• _WORK TO COMPLETE_
Show all lines that include the string "Windows"; copy each one.

====== SUPPLIED DATA ======

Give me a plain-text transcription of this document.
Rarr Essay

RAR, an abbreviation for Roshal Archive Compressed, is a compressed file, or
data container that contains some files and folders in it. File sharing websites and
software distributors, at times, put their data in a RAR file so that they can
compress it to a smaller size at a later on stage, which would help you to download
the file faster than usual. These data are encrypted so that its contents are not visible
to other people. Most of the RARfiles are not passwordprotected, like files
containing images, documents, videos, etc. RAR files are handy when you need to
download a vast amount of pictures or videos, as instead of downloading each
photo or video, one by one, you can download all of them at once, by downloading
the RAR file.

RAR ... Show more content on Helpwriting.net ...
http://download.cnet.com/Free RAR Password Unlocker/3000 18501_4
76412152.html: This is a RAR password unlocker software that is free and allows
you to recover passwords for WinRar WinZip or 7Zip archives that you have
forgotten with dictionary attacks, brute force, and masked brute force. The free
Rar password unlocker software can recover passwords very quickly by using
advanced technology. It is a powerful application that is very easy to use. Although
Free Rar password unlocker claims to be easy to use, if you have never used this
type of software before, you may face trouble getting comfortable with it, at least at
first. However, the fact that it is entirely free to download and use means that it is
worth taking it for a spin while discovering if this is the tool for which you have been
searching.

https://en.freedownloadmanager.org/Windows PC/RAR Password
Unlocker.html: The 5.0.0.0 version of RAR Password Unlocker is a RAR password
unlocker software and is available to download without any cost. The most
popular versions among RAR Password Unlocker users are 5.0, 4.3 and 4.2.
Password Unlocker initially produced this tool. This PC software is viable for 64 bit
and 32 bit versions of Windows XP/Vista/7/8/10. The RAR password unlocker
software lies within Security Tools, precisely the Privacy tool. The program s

======

• _WRITTEN ANSWER_
https://en.freedownloadmanager.org/Windows PC/RAR Password
and 32 bit versions of Windows XP/Vista/7/8/10. The RAR password unlocker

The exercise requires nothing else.